What is needed:
Return all the data below as it stands, minus the pictures.

Material for this task:
++++

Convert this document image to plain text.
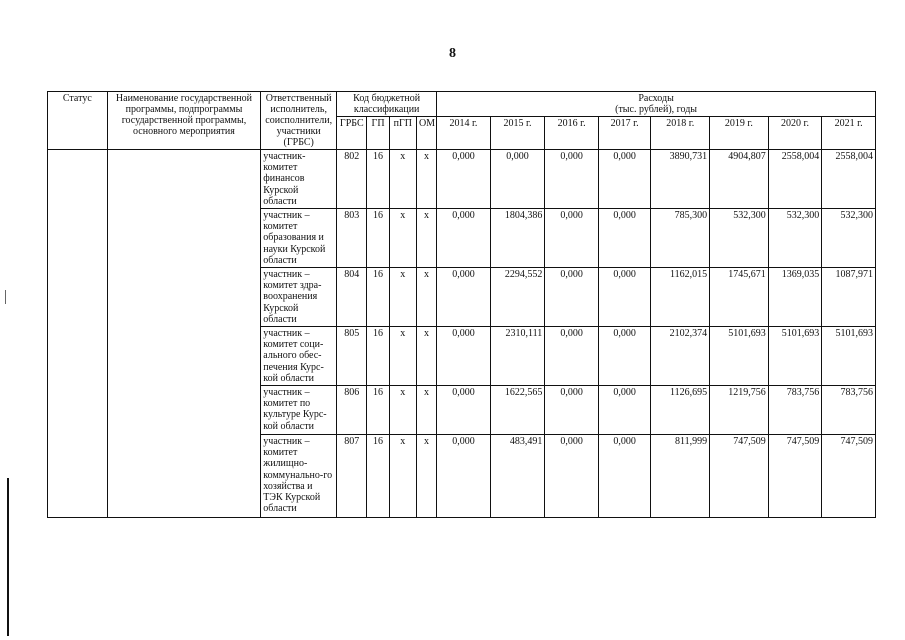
8
Статус	Наименование государственной программы, подпрограммы государственной программы, основного мероприятия	Ответственный исполнитель, соисполнители, участники (ГРБС)	Код бюджетной классификации				Расходы
(тыс. рублей), годы							

			ГРБС	ГП	пГП	ОМ	2014 г.	2015 г.	2016 г.	2017 г.	2018 г.	2019 г.	2020 г.	2021 г.
		участник- комитет финансов Курской области	802	16	х	х	0,000	0,000	0,000	0,000	3890,731	4904,807	2558,004	2558,004
		участник – комитет образования и науки Курской области	803	16	х	х	0,000	1804,386	0,000	0,000	785,300	532,300	532,300	532,300
		участник – комитет здра-воохранения Курской области	804	16	х	х	0,000	2294,552	0,000	0,000	1162,015	1745,671	1369,035	1087,971
		участник – комитет соци-ального обес-печения Курс-кой области	805	16	х	х	0,000	2310,111	0,000	0,000	2102,374	5101,693	5101,693	5101,693
		участник – комитет по культуре Курс-кой области	806	16	х	х	0,000	1622,565	0,000	0,000	1126,695	1219,756	783,756	783,756
		участник – комитет жилищно-коммунально-го хозяйства и ТЭК Курской области	807	16	х	х	0,000	483,491	0,000	0,000	811,999	747,509	747,509	747,509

++++

Result of this exercise:
Convert this document image to plain text.
8
Статус	Наименование государственной программы, подпрограммы государственной программы, основного мероприятия	Ответственный исполнитель, соисполнители, участники (ГРБС)	Код бюджетной классификации				Расходы
(тыс. рублей), годы							

			ГРБС	ГП	пГП	ОМ	2014 г.	2015 г.	2016 г.	2017 г.	2018 г.	2019 г.	2020 г.	2021 г.
		участник- комитет финансов Курской области	802	16	х	х	0,000	0,000	0,000	0,000	3890,731	4904,807	2558,004	2558,004
		участник – комитет образования и науки Курской области	803	16	х	х	0,000	1804,386	0,000	0,000	785,300	532,300	532,300	532,300
		участник – комитет здра-воохранения Курской области	804	16	х	х	0,000	2294,552	0,000	0,000	1162,015	1745,671	1369,035	1087,971
		участник – комитет соци-ального обес-печения Курс-кой области	805	16	х	х	0,000	2310,111	0,000	0,000	2102,374	5101,693	5101,693	5101,693
		участник – комитет по культуре Курс-кой области	806	16	х	х	0,000	1622,565	0,000	0,000	1126,695	1219,756	783,756	783,756
		участник – комитет жилищно-коммунально-го хозяйства и ТЭК Курской области	807	16	х	х	0,000	483,491	0,000	0,000	811,999	747,509	747,509	747,509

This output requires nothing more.